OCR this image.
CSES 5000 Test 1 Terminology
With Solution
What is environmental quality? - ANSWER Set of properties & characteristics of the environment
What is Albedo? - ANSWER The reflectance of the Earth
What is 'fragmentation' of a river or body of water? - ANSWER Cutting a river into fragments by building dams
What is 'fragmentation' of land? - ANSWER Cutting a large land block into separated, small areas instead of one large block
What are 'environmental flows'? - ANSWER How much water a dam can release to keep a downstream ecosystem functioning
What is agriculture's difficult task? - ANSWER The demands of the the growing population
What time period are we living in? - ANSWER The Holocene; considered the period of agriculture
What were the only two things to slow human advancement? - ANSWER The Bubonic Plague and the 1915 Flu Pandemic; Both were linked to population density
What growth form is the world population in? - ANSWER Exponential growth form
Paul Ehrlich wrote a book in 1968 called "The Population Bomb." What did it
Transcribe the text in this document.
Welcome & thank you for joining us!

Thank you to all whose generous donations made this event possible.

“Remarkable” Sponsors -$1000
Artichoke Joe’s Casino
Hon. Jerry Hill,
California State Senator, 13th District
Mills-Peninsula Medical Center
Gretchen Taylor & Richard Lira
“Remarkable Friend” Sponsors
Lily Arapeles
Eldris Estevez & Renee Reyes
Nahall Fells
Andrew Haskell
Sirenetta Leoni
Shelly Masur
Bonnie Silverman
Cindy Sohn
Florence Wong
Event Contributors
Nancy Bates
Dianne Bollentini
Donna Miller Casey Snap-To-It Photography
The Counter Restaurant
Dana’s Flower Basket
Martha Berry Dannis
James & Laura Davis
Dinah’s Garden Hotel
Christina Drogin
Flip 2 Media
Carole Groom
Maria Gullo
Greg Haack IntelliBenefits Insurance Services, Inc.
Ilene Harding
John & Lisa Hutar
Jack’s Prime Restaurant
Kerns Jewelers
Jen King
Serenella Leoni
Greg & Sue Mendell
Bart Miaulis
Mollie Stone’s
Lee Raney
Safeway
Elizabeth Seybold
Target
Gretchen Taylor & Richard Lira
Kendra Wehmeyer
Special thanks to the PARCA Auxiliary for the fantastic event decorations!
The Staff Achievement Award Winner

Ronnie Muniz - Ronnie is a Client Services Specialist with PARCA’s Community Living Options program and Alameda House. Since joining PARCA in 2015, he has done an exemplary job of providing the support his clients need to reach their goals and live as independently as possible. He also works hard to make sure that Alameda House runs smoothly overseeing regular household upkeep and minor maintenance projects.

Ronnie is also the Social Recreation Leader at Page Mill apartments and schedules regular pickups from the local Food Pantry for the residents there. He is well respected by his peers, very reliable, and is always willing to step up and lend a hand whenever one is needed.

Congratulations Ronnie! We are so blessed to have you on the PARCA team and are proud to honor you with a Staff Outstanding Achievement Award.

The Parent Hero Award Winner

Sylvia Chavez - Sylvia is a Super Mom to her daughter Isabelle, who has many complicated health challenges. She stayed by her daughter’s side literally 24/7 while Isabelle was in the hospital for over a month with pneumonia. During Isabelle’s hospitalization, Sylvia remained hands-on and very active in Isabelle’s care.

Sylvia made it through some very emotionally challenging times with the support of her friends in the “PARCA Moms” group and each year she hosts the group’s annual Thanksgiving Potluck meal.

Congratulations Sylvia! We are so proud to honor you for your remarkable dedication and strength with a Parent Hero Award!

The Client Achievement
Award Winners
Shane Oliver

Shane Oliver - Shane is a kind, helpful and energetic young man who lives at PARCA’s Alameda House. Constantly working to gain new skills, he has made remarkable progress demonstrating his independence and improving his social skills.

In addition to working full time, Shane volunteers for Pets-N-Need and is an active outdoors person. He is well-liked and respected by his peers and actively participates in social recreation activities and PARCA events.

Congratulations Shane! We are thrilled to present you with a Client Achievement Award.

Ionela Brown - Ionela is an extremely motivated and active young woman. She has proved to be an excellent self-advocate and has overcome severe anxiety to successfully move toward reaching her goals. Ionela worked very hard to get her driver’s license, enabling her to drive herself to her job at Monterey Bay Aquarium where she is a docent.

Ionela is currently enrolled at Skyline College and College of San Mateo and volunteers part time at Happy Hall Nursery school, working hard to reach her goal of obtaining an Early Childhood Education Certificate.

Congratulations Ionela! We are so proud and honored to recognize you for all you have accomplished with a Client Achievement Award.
* * *
**What to do**
Give back all the data exactly as written.

**Response to this exercise**
OCR this image.
CSES 5000 Test 1 Terminology
With Solution
What is environmental quality? - ANSWER Set of properties & characteristics of the environment
What is Albedo? - ANSWER The reflectance of the Earth
What is 'fragmentation' of a river or body of water? - ANSWER Cutting a river into fragments by building dams
What is 'fragmentation' of land? - ANSWER Cutting a large land block into separated, small areas instead of one large block
What are 'environmental flows'? - ANSWER How much water a dam can release to keep a downstream ecosystem functioning
What is agriculture's difficult task? - ANSWER The demands of the the growing population
What time period are we living in? - ANSWER The Holocene; considered the period of agriculture
What were the only two things to slow human advancement? - ANSWER The Bubonic Plague and the 1915 Flu Pandemic; Both were linked to population density
What growth form is the world population in? - ANSWER Exponential growth form
Paul Ehrlich wrote a book in 1968 called "The Population Bomb." What did it
Transcribe the text in this document.
Welcome & thank you for joining us!

Thank you to all whose generous donations made this event possible.

“Remarkable” Sponsors -$1000
Artichoke Joe’s Casino
Hon. Jerry Hill,
California State Senator, 13th District
Mills-Peninsula Medical Center
Gretchen Taylor & Richard Lira
“Remarkable Friend” Sponsors
Lily Arapeles
Eldris Estevez & Renee Reyes
Nahall Fells
Andrew Haskell
Sirenetta Leoni
Shelly Masur
Bonnie Silverman
Cindy Sohn
Florence Wong
Event Contributors
Nancy Bates
Dianne Bollentini
Donna Miller Casey Snap-To-It Photography
The Counter Restaurant
Dana’s Flower Basket
Martha Berry Dannis
James & Laura Davis
Dinah’s Garden Hotel
Christina Drogin
Flip 2 Media
Carole Groom
Maria Gullo
Greg Haack IntelliBenefits Insurance Services, Inc.
Ilene Harding
John & Lisa Hutar
Jack’s Prime Restaurant
Kerns Jewelers
Jen King
Serenella Leoni
Greg & Sue Mendell
Bart Miaulis
Mollie Stone’s
Lee Raney
Safeway
Elizabeth Seybold
Target
Gretchen Taylor & Richard Lira
Kendra Wehmeyer
Special thanks to the PARCA Auxiliary for the fantastic event decorations!
The Staff Achievement Award Winner

Ronnie Muniz - Ronnie is a Client Services Specialist with PARCA’s Community Living Options program and Alameda House. Since joining PARCA in 2015, he has done an exemplary job of providing the support his clients need to reach their goals and live as independently as possible. He also works hard to make sure that Alameda House runs smoothly overseeing regular household upkeep and minor maintenance projects.

Ronnie is also the Social Recreation Leader at Page Mill apartments and schedules regular pickups from the local Food Pantry for the residents there. He is well respected by his peers, very reliable, and is always willing to step up and lend a hand whenever one is needed.

Congratulations Ronnie! We are so blessed to have you on the PARCA team and are proud to honor you with a Staff Outstanding Achievement Award.

The Parent Hero Award Winner

Sylvia Chavez - Sylvia is a Super Mom to her daughter Isabelle, who has many complicated health challenges. She stayed by her daughter’s side literally 24/7 while Isabelle was in the hospital for over a month with pneumonia. During Isabelle’s hospitalization, Sylvia remained hands-on and very active in Isabelle’s care.

Sylvia made it through some very emotionally challenging times with the support of her friends in the “PARCA Moms” group and each year she hosts the group’s annual Thanksgiving Potluck meal.

Congratulations Sylvia! We are so proud to honor you for your remarkable dedication and strength with a Parent Hero Award!

The Client Achievement
Award Winners
Shane Oliver

Shane Oliver - Shane is a kind, helpful and energetic young man who lives at PARCA’s Alameda House. Constantly working to gain new skills, he has made remarkable progress demonstrating his independence and improving his social skills.

In addition to working full time, Shane volunteers for Pets-N-Need and is an active outdoors person. He is well-liked and respected by his peers and actively participates in social recreation activities and PARCA events.

Congratulations Shane! We are thrilled to present you with a Client Achievement Award.

Ionela Brown - Ionela is an extremely motivated and active young woman. She has proved to be an excellent self-advocate and has overcome severe anxiety to successfully move toward reaching her goals. Ionela worked very hard to get her driver’s license, enabling her to drive herself to her job at Monterey Bay Aquarium where she is a docent.

Ionela is currently enrolled at Skyline College and College of San Mateo and volunteers part time at Happy Hall Nursery school, working hard to reach her goal of obtaining an Early Childhood Education Certificate.

Congratulations Ionela! We are so proud and honored to recognize you for all you have accomplished with a Client Achievement Award.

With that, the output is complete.